(EXERCISE DESCRIPTION): Copy each line that contains the word "точно".

________________________________________

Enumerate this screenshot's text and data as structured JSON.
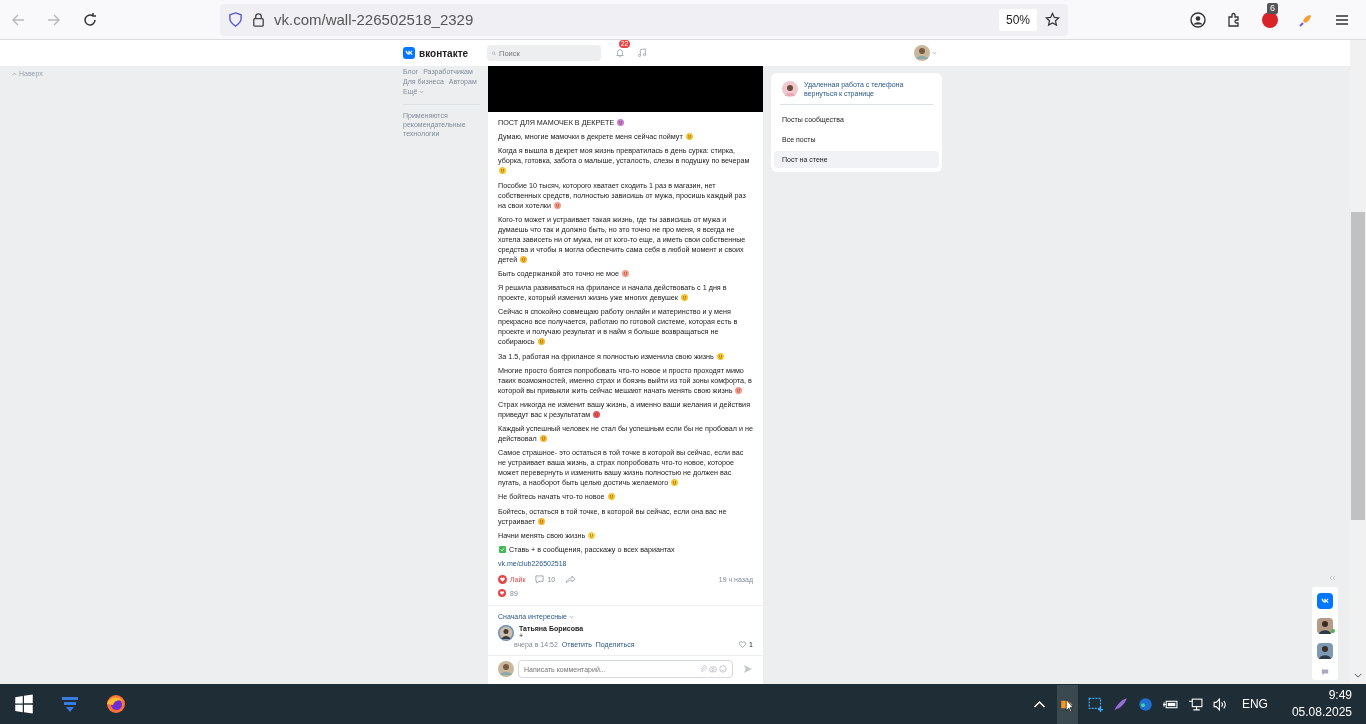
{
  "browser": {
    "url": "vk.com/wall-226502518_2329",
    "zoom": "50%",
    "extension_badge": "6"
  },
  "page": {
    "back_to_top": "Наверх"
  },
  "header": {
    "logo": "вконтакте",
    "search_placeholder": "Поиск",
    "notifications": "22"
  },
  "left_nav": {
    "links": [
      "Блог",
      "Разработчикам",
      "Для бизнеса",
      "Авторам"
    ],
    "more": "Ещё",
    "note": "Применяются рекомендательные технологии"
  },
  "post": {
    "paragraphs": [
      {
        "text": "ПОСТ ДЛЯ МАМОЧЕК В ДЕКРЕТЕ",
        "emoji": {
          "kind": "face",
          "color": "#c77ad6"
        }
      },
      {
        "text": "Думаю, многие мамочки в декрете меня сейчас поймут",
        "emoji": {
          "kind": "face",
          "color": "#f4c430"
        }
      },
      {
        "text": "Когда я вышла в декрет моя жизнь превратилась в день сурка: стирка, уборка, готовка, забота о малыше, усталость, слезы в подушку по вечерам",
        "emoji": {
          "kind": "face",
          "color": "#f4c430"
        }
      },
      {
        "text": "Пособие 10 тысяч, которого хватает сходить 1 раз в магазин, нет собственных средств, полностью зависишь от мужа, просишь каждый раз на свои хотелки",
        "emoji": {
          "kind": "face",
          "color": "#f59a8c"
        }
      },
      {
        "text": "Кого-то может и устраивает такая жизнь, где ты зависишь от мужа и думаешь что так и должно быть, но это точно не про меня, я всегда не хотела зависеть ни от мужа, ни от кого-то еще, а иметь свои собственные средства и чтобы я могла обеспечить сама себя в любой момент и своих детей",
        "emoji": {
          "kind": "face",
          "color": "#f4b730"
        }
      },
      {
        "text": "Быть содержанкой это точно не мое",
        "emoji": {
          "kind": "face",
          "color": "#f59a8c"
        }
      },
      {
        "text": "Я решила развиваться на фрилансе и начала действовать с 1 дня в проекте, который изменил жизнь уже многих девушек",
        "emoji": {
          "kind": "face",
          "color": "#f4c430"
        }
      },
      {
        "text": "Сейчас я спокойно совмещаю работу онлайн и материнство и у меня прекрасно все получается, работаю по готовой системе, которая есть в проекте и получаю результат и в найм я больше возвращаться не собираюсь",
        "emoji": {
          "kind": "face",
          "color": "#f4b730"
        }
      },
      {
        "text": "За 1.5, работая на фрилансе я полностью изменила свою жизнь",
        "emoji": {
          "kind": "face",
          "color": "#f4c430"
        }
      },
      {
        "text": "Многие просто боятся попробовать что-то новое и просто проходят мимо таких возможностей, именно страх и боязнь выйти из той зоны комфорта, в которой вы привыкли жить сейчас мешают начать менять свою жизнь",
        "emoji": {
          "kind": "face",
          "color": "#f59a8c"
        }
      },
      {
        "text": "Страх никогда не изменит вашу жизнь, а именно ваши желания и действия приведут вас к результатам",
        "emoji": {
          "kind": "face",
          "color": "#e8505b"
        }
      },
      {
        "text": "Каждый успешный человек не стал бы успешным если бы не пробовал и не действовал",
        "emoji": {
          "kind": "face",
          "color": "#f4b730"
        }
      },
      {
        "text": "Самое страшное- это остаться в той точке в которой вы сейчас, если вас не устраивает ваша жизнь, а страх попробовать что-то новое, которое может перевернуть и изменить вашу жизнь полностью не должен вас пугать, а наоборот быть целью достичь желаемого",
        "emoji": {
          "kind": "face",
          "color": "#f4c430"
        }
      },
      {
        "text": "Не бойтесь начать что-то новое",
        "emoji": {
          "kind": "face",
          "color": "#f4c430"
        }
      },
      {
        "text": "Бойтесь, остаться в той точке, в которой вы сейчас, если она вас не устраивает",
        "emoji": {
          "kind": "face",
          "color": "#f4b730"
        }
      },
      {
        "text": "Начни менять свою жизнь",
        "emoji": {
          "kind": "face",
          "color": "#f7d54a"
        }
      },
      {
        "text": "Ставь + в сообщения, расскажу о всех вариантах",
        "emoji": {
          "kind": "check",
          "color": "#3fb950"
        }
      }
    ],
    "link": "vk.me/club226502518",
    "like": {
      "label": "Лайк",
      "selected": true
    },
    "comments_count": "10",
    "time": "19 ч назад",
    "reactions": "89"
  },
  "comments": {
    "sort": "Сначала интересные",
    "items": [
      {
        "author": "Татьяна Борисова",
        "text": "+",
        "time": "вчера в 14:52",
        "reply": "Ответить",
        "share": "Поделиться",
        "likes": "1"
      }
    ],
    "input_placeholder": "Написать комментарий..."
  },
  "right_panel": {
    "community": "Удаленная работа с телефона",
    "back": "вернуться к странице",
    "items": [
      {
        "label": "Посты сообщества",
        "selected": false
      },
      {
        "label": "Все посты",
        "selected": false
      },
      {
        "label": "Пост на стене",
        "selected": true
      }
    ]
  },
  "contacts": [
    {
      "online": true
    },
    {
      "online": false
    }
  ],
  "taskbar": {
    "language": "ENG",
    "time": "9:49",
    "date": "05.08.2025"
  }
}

________________________________________

(RESPONSE TO THIS TASK):
        "text": "Кого-то может и устраивает такая жизнь, где ты зависишь от мужа и думаешь что так и должно быть, но это точно не про меня, я всегда не хотела зависеть ни от мужа, ни от кого-то еще, а иметь свои собственные средства и чтобы я могла обеспечить сама себя в любой момент и своих детей",
        "text": "Быть содержанкой это точно не мое",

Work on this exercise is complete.